**INSTRUCTIONS TO FOLLOW**
Could every entry be set down once more, exactly as given?

**DATA PROVIDED**
^^^^

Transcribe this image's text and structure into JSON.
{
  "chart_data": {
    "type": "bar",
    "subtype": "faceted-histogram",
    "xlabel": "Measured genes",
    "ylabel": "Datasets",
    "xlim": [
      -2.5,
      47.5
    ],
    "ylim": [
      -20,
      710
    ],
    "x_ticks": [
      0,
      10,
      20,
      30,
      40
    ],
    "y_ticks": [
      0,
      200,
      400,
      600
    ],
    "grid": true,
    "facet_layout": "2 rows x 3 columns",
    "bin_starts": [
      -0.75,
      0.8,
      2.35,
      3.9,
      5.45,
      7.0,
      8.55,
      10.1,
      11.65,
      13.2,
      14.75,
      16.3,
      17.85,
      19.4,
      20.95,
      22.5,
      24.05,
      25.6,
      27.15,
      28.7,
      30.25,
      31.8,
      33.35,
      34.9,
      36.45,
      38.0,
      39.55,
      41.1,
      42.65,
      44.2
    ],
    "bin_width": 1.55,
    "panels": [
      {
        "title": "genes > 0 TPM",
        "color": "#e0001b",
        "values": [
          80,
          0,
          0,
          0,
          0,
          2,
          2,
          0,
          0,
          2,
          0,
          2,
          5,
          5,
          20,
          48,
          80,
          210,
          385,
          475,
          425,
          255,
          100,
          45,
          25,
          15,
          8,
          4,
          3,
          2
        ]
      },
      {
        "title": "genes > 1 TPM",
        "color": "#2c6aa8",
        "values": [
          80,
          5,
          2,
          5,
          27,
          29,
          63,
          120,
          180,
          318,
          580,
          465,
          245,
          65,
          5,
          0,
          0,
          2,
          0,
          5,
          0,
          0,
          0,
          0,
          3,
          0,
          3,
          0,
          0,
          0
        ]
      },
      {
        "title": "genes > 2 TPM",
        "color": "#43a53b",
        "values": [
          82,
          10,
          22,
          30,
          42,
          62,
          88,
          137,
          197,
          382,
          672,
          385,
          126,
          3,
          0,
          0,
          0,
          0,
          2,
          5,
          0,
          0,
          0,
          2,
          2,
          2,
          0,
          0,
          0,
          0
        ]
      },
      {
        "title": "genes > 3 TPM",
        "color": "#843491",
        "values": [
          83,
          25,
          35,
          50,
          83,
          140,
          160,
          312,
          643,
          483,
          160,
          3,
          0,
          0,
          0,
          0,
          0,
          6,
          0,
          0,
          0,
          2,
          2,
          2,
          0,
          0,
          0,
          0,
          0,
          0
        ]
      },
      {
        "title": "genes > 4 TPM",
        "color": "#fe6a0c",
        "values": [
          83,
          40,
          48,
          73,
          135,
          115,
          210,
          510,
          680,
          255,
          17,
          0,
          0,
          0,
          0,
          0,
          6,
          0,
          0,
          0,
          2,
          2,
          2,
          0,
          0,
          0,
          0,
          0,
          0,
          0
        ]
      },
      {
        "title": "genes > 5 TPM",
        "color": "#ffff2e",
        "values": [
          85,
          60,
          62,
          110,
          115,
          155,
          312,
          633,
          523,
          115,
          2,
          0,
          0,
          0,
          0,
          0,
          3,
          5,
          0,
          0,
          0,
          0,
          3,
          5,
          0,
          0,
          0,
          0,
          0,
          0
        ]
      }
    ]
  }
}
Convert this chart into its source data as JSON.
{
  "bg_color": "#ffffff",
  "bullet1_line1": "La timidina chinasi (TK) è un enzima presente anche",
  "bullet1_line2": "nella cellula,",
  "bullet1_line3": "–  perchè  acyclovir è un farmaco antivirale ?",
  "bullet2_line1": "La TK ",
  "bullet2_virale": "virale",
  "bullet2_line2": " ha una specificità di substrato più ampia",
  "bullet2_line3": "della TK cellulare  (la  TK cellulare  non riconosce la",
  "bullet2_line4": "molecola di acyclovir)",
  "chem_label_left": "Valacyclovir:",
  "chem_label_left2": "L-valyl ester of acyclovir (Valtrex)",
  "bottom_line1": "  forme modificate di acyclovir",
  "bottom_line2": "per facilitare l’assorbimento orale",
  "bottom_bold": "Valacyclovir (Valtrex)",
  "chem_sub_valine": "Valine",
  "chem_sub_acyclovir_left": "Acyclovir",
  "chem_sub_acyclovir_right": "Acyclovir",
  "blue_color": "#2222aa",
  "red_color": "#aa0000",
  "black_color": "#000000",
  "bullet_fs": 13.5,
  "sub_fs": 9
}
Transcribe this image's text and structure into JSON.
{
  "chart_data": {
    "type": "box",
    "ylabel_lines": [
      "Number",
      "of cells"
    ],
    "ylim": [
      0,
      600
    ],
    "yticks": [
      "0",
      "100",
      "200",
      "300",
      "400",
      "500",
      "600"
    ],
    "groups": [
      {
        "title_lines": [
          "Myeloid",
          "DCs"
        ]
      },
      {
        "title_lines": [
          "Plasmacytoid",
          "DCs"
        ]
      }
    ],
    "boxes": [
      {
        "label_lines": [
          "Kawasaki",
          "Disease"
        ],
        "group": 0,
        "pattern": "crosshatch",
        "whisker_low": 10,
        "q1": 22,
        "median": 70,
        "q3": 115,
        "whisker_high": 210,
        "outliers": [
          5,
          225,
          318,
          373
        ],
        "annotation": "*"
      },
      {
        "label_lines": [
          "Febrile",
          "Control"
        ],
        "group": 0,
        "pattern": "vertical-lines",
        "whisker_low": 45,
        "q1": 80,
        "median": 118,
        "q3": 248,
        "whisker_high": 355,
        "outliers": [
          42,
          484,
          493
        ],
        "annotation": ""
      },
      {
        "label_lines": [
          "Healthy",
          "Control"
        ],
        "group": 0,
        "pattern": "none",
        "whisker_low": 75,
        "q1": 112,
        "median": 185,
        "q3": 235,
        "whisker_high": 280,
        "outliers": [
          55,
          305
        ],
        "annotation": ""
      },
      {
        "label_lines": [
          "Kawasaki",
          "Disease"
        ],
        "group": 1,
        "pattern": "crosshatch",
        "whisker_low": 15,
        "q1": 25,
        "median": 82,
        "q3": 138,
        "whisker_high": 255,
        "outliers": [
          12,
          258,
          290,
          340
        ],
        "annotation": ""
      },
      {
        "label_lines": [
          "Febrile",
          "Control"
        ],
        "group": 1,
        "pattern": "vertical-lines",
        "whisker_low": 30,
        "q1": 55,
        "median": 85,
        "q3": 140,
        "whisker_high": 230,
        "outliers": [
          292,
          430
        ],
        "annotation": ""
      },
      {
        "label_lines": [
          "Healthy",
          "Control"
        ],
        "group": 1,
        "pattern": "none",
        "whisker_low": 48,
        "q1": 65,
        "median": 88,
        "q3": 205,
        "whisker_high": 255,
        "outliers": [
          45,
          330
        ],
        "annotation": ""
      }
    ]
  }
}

^^^^

**EXERCISE RESULT**
Transcribe this image's text and structure into JSON.
{
  "chart_data": {
    "type": "bar",
    "subtype": "faceted-histogram",
    "xlabel": "Measured genes",
    "ylabel": "Datasets",
    "xlim": [
      -2.5,
      47.5
    ],
    "ylim": [
      -20,
      710
    ],
    "x_ticks": [
      0,
      10,
      20,
      30,
      40
    ],
    "y_ticks": [
      0,
      200,
      400,
      600
    ],
    "grid": true,
    "facet_layout": "2 rows x 3 columns",
    "bin_starts": [
      -0.75,
      0.8,
      2.35,
      3.9,
      5.45,
      7.0,
      8.55,
      10.1,
      11.65,
      13.2,
      14.75,
      16.3,
      17.85,
      19.4,
      20.95,
      22.5,
      24.05,
      25.6,
      27.15,
      28.7,
      30.25,
      31.8,
      33.35,
      34.9,
      36.45,
      38.0,
      39.55,
      41.1,
      42.65,
      44.2
    ],
    "bin_width": 1.55,
    "panels": [
      {
        "title": "genes > 0 TPM",
        "color": "#e0001b",
        "values": [
          80,
          0,
          0,
          0,
          0,
          2,
          2,
          0,
          0,
          2,
          0,
          2,
          5,
          5,
          20,
          48,
          80,
          210,
          385,
          475,
          425,
          255,
          100,
          45,
          25,
          15,
          8,
          4,
          3,
          2
        ]
      },
      {
        "title": "genes > 1 TPM",
        "color": "#2c6aa8",
        "values": [
          80,
          5,
          2,
          5,
          27,
          29,
          63,
          120,
          180,
          318,
          580,
          465,
          245,
          65,
          5,
          0,
          0,
          2,
          0,
          5,
          0,
          0,
          0,
          0,
          3,
          0,
          3,
          0,
          0,
          0
        ]
      },
      {
        "title": "genes > 2 TPM",
        "color": "#43a53b",
        "values": [
          82,
          10,
          22,
          30,
          42,
          62,
          88,
          137,
          197,
          382,
          672,
          385,
          126,
          3,
          0,
          0,
          0,
          0,
          2,
          5,
          0,
          0,
          0,
          2,
          2,
          2,
          0,
          0,
          0,
          0
        ]
      },
      {
        "title": "genes > 3 TPM",
        "color": "#843491",
        "values": [
          83,
          25,
          35,
          50,
          83,
          140,
          160,
          312,
          643,
          483,
          160,
          3,
          0,
          0,
          0,
          0,
          0,
          6,
          0,
          0,
          0,
          2,
          2,
          2,
          0,
          0,
          0,
          0,
          0,
          0
        ]
      },
      {
        "title": "genes > 4 TPM",
        "color": "#fe6a0c",
        "values": [
          83,
          40,
          48,
          73,
          135,
          115,
          210,
          510,
          680,
          255,
          17,
          0,
          0,
          0,
          0,
          0,
          6,
          0,
          0,
          0,
          2,
          2,
          2,
          0,
          0,
          0,
          0,
          0,
          0,
          0
        ]
      },
      {
        "title": "genes > 5 TPM",
        "color": "#ffff2e",
        "values": [
          85,
          60,
          62,
          110,
          115,
          155,
          312,
          633,
          523,
          115,
          2,
          0,
          0,
          0,
          0,
          0,
          3,
          5,
          0,
          0,
          0,
          0,
          3,
          5,
          0,
          0,
          0,
          0,
          0,
          0
        ]
      }
    ]
  }
}
Convert this chart into its source data as JSON.
{
  "bg_color": "#ffffff",
  "bullet1_line1": "La timidina chinasi (TK) è un enzima presente anche",
  "bullet1_line2": "nella cellula,",
  "bullet1_line3": "–  perchè  acyclovir è un farmaco antivirale ?",
  "bullet2_line1": "La TK ",
  "bullet2_virale": "virale",
  "bullet2_line2": " ha una specificità di substrato più ampia",
  "bullet2_line3": "della TK cellulare  (la  TK cellulare  non riconosce la",
  "bullet2_line4": "molecola di acyclovir)",
  "chem_label_left": "Valacyclovir:",
  "chem_label_left2": "L-valyl ester of acyclovir (Valtrex)",
  "bottom_line1": "  forme modificate di acyclovir",
  "bottom_line2": "per facilitare l’assorbimento orale",
  "bottom_bold": "Valacyclovir (Valtrex)",
  "chem_sub_valine": "Valine",
  "chem_sub_acyclovir_left": "Acyclovir",
  "chem_sub_acyclovir_right": "Acyclovir",
  "blue_color": "#2222aa",
  "red_color": "#aa0000",
  "black_color": "#000000",
  "bullet_fs": 13.5,
  "sub_fs": 9
}
Transcribe this image's text and structure into JSON.
{
  "chart_data": {
    "type": "box",
    "ylabel_lines": [
      "Number",
      "of cells"
    ],
    "ylim": [
      0,
      600
    ],
    "yticks": [
      "0",
      "100",
      "200",
      "300",
      "400",
      "500",
      "600"
    ],
    "groups": [
      {
        "title_lines": [
          "Myeloid",
          "DCs"
        ]
      },
      {
        "title_lines": [
          "Plasmacytoid",
          "DCs"
        ]
      }
    ],
    "boxes": [
      {
        "label_lines": [
          "Kawasaki",
          "Disease"
        ],
        "group": 0,
        "pattern": "crosshatch",
        "whisker_low": 10,
        "q1": 22,
        "median": 70,
        "q3": 115,
        "whisker_high": 210,
        "outliers": [
          5,
          225,
          318,
          373
        ],
        "annotation": "*"
      },
      {
        "label_lines": [
          "Febrile",
          "Control"
        ],
        "group": 0,
        "pattern": "vertical-lines",
        "whisker_low": 45,
        "q1": 80,
        "median": 118,
        "q3": 248,
        "whisker_high": 355,
        "outliers": [
          42,
          484,
          493
        ],
        "annotation": ""
      },
      {
        "label_lines": [
          "Healthy",
          "Control"
        ],
        "group": 0,
        "pattern": "none",
        "whisker_low": 75,
        "q1": 112,
        "median": 185,
        "q3": 235,
        "whisker_high": 280,
        "outliers": [
          55,
          305
        ],
        "annotation": ""
      },
      {
        "label_lines": [
          "Kawasaki",
          "Disease"
        ],
        "group": 1,
        "pattern": "crosshatch",
        "whisker_low": 15,
        "q1": 25,
        "median": 82,
        "q3": 138,
        "whisker_high": 255,
        "outliers": [
          12,
          258,
          290,
          340
        ],
        "annotation": ""
      },
      {
        "label_lines": [
          "Febrile",
          "Control"
        ],
        "group": 1,
        "pattern": "vertical-lines",
        "whisker_low": 30,
        "q1": 55,
        "median": 85,
        "q3": 140,
        "whisker_high": 230,
        "outliers": [
          292,
          430
        ],
        "annotation": ""
      },
      {
        "label_lines": [
          "Healthy",
          "Control"
        ],
        "group": 1,
        "pattern": "none",
        "whisker_low": 48,
        "q1": 65,
        "median": 88,
        "q3": 205,
        "whisker_high": 255,
        "outliers": [
          45,
          330
        ],
        "annotation": ""
      }
    ]
  }
}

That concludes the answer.